┌─ Input rows

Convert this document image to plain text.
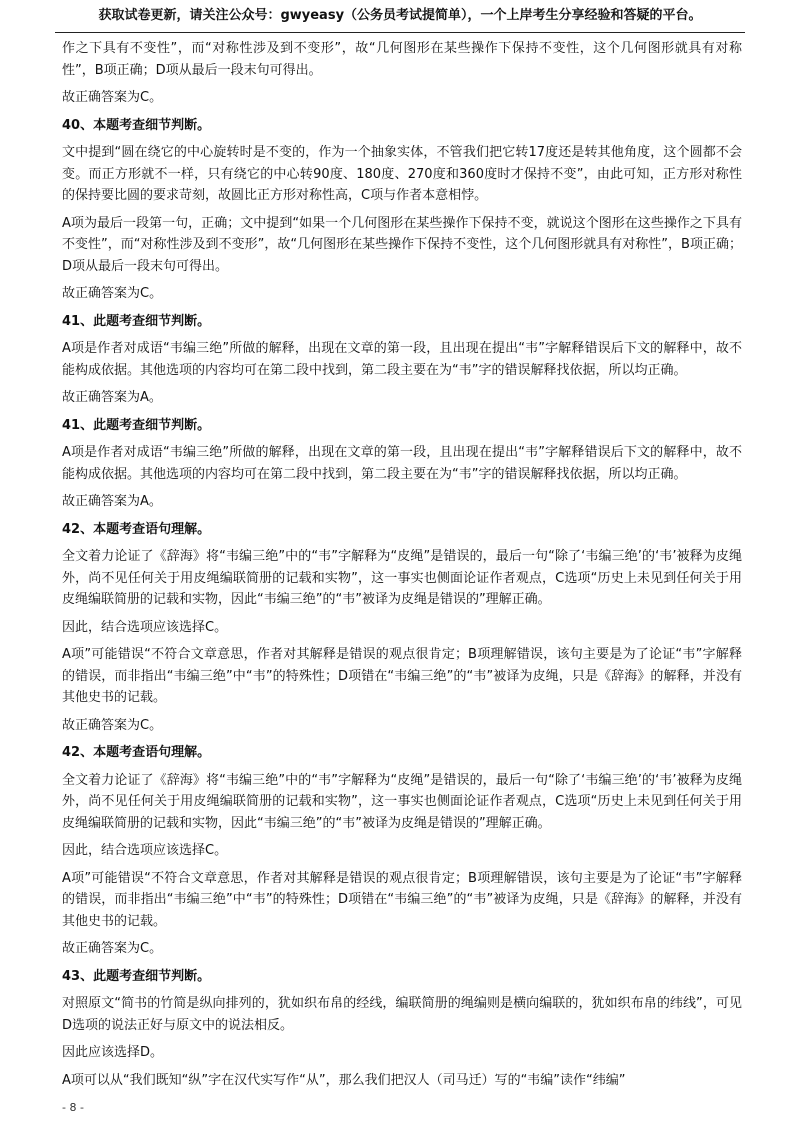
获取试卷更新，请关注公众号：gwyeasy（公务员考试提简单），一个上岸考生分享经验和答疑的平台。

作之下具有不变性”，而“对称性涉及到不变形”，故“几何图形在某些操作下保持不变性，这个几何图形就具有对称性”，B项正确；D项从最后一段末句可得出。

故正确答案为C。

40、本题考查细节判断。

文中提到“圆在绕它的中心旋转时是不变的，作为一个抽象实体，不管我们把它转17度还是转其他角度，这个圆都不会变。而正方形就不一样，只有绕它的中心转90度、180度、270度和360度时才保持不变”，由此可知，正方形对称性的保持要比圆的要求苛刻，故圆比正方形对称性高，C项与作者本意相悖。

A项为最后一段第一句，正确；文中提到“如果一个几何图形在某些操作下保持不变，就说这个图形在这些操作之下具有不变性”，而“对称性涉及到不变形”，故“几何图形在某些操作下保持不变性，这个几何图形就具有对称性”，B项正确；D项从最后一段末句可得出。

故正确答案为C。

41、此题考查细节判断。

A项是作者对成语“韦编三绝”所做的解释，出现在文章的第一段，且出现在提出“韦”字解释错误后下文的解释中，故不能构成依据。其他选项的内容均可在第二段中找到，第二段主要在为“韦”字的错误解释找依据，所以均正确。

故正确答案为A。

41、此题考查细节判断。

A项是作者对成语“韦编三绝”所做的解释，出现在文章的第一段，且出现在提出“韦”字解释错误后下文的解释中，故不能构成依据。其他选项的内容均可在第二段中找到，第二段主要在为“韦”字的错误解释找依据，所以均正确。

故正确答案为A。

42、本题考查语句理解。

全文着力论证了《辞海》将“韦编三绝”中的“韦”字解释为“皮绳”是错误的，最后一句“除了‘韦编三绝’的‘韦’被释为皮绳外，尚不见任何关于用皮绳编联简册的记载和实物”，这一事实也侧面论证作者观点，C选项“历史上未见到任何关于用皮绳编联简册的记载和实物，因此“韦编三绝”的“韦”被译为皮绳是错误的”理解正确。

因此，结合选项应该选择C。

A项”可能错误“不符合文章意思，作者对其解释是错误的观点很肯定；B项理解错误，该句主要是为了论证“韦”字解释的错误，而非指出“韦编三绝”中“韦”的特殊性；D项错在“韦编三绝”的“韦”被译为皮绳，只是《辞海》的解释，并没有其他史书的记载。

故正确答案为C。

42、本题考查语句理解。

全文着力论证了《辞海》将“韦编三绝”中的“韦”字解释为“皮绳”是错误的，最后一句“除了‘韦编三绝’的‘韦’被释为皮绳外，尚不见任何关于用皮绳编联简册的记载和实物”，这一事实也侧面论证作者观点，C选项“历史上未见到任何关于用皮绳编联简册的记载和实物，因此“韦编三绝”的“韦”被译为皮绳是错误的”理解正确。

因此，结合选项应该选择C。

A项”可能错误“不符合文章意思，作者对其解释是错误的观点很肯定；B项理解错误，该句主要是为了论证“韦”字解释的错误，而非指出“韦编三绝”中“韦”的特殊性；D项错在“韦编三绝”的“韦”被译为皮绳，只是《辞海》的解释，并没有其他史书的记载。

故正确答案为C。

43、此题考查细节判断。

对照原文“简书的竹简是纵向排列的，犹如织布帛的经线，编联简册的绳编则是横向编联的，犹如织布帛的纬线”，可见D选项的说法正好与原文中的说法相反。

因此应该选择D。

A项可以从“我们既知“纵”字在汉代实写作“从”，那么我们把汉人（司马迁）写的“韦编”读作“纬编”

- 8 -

└─
┌─ Input rows

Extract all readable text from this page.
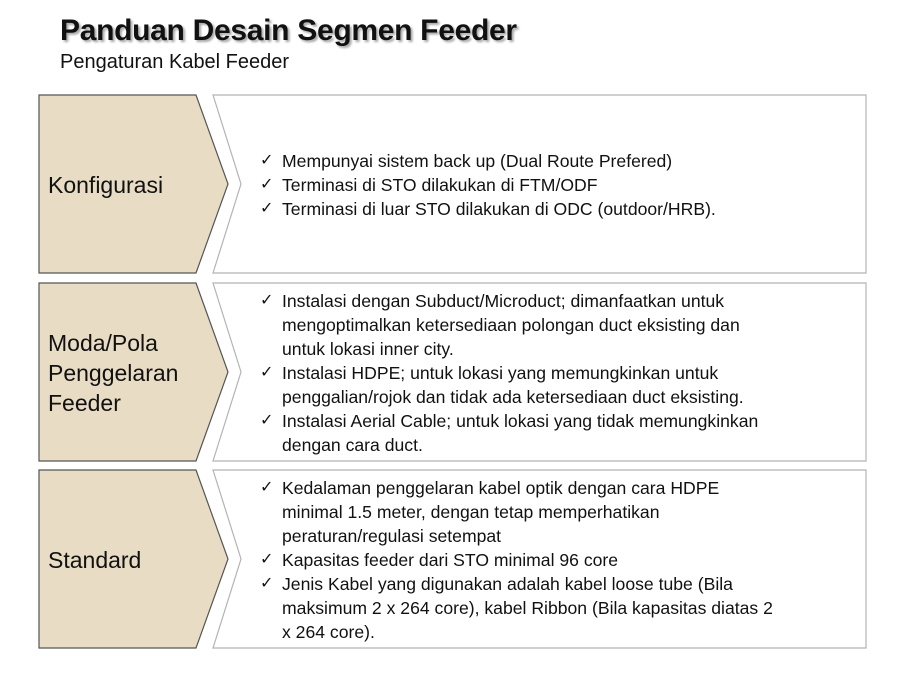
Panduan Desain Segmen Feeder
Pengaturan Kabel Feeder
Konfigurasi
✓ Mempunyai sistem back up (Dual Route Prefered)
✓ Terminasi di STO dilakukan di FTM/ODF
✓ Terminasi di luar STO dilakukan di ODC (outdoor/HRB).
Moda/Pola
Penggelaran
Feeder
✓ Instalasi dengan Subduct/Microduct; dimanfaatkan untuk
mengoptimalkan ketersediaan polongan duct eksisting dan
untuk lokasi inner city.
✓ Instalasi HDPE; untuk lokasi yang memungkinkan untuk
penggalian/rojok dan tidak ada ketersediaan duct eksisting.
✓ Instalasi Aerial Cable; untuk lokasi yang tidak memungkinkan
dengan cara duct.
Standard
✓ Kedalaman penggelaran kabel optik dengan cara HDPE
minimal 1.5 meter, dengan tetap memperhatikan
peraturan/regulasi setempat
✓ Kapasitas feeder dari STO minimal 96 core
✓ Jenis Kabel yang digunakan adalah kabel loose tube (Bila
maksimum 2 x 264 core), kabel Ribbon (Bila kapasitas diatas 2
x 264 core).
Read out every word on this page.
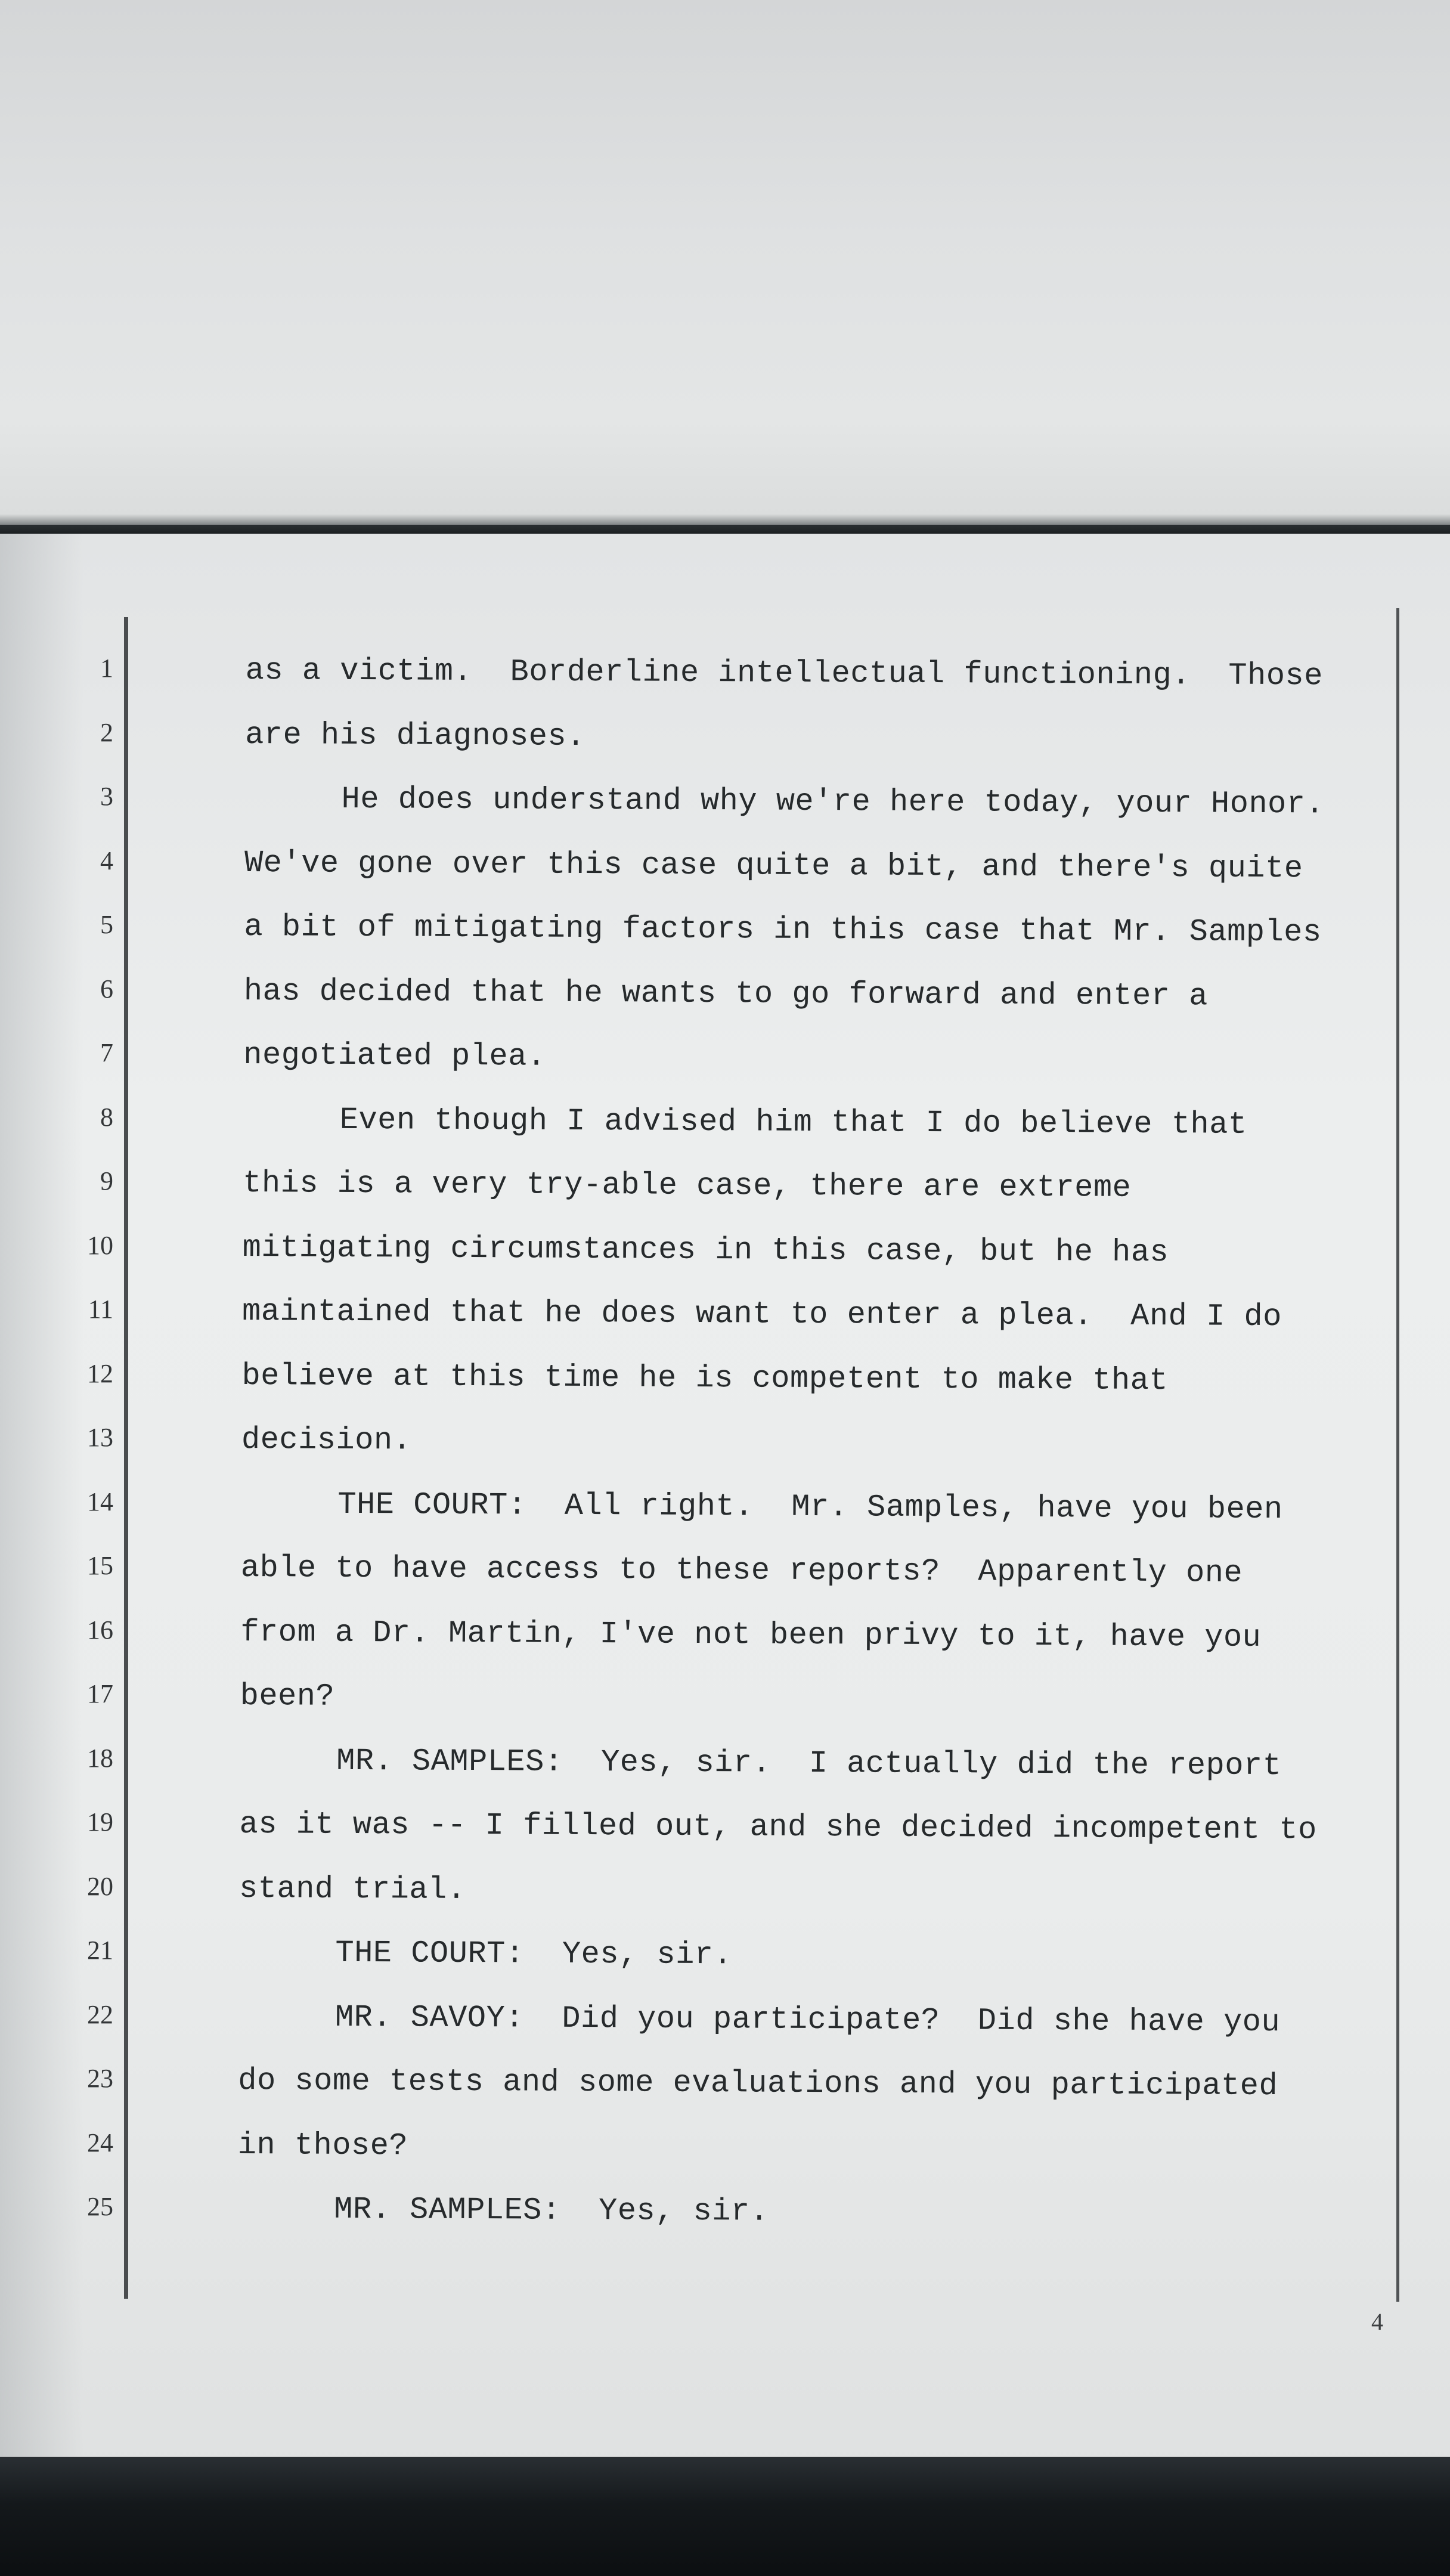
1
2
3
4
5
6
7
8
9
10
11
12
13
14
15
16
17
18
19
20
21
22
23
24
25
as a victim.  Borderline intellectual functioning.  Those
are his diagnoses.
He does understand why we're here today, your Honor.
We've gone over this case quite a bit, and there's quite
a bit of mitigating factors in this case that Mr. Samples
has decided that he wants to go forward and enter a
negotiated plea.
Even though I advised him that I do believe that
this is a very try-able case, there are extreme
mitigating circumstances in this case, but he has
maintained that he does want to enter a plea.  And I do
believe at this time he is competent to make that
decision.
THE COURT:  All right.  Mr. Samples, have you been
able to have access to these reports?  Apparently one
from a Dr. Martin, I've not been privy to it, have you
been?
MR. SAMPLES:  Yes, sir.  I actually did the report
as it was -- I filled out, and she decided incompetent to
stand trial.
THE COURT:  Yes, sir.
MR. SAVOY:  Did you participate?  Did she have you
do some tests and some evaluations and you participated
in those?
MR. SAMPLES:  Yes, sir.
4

└─
┌─ Input rows

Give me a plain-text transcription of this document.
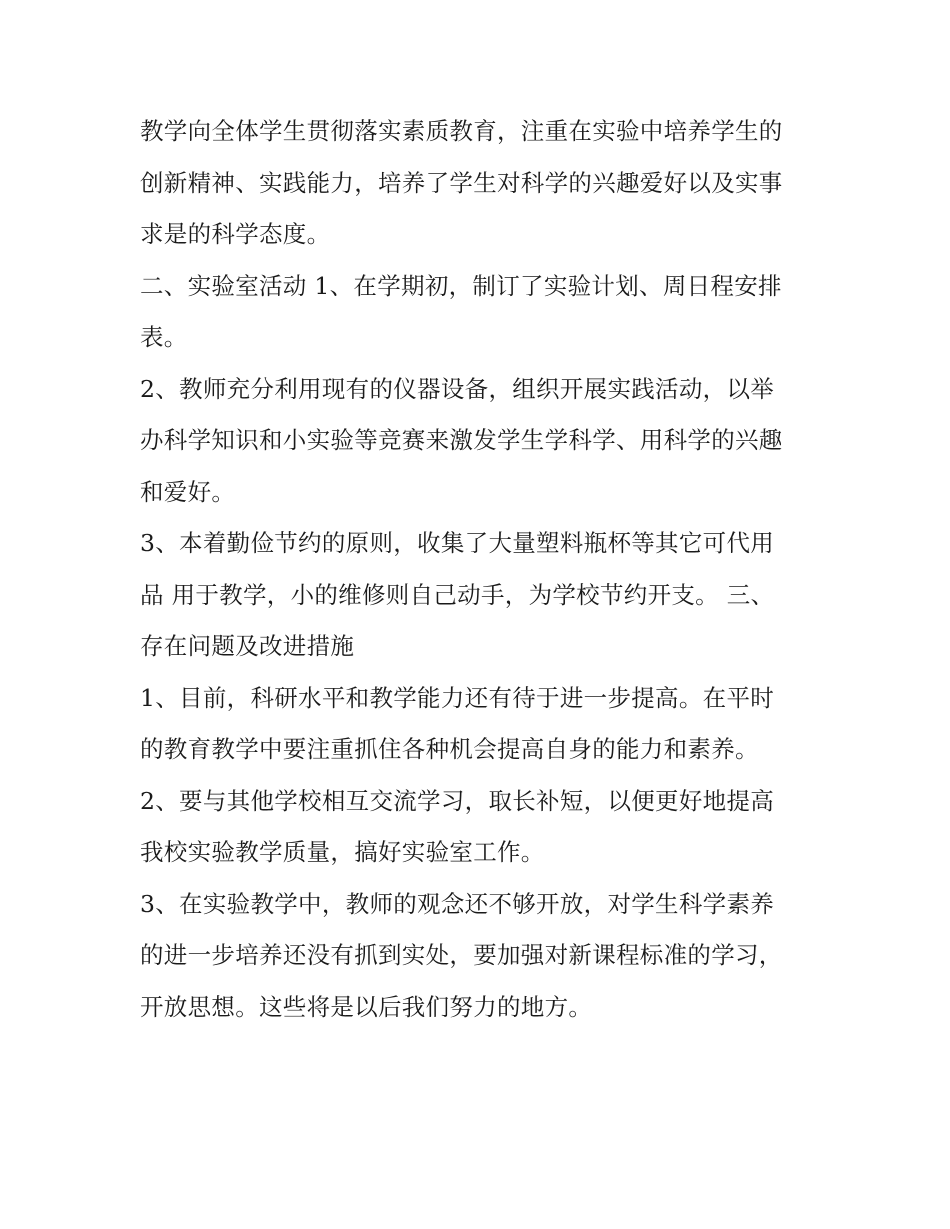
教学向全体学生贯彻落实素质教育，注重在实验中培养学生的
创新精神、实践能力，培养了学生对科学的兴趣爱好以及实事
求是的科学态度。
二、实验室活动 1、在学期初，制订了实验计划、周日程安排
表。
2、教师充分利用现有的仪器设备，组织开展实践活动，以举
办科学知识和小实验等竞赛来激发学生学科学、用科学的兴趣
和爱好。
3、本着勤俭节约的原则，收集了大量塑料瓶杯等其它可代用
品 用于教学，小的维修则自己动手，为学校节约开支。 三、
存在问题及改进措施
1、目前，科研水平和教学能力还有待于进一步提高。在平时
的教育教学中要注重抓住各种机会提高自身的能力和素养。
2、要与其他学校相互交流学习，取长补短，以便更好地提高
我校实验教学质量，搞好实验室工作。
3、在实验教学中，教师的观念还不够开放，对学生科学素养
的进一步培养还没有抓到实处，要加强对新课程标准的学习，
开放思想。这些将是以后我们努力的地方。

└─

_The request_
Among the entries above, how many lines include the word "lokasi"? Reply with the number only.

_Output for this exercise_
3